→ **Record excerpts**:
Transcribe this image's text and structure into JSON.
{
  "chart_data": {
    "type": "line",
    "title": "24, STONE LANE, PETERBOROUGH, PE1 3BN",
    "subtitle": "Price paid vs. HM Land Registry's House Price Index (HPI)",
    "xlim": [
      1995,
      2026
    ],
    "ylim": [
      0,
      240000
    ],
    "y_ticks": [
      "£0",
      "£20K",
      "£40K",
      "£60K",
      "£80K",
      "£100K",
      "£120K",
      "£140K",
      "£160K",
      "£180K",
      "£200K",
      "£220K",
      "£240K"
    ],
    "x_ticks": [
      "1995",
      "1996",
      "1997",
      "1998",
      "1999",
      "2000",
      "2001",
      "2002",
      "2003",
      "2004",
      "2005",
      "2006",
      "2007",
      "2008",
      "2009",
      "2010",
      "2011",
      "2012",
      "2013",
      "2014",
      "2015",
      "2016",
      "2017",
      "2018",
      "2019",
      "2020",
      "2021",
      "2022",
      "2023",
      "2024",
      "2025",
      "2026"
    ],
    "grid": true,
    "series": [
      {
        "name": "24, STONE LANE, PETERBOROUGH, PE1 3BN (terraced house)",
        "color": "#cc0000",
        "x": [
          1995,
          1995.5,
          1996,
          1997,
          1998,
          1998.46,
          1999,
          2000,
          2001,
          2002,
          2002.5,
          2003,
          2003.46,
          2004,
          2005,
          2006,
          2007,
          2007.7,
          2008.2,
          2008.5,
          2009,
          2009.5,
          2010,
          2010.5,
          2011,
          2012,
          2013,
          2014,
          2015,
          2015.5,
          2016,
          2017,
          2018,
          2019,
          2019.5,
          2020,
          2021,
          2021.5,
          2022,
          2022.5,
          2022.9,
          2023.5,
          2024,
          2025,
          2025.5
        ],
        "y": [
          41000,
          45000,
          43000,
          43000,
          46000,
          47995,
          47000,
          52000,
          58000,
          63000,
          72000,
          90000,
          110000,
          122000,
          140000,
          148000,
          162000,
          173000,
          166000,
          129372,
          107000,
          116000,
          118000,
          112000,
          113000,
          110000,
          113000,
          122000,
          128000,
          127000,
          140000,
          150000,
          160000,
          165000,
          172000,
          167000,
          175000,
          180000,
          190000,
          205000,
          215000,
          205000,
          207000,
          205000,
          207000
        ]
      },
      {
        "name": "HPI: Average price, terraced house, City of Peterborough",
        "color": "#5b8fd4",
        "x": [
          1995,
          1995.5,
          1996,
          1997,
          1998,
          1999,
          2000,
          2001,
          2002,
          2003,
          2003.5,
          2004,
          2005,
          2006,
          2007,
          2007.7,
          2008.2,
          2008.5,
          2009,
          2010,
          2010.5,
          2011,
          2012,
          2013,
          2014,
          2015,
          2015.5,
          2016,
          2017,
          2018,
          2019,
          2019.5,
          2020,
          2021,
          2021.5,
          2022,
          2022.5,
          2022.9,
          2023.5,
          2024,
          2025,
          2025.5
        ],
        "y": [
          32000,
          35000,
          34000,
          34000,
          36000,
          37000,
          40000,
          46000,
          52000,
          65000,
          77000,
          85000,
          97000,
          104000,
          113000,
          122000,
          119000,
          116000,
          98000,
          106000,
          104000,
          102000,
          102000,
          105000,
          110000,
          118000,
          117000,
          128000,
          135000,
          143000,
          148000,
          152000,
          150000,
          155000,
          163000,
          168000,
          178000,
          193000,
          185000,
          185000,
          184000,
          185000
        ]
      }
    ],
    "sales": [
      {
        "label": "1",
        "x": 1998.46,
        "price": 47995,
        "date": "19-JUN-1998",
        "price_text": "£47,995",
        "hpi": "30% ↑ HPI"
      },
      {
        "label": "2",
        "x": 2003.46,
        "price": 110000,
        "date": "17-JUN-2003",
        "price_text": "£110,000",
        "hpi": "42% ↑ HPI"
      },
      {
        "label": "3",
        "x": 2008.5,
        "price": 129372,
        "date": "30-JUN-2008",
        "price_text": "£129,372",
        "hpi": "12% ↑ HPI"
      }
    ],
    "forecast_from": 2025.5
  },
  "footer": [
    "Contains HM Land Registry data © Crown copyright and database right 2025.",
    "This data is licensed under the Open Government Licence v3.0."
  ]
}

→ **Given exercise**:
Using the listing above, list every line in which the string "STONE" occurs.

→ **Solution to this task**:
    "title": "24, STONE LANE, PETERBOROUGH, PE1 3BN",
        "name": "24, STONE LANE, PETERBOROUGH, PE1 3BN (terraced house)",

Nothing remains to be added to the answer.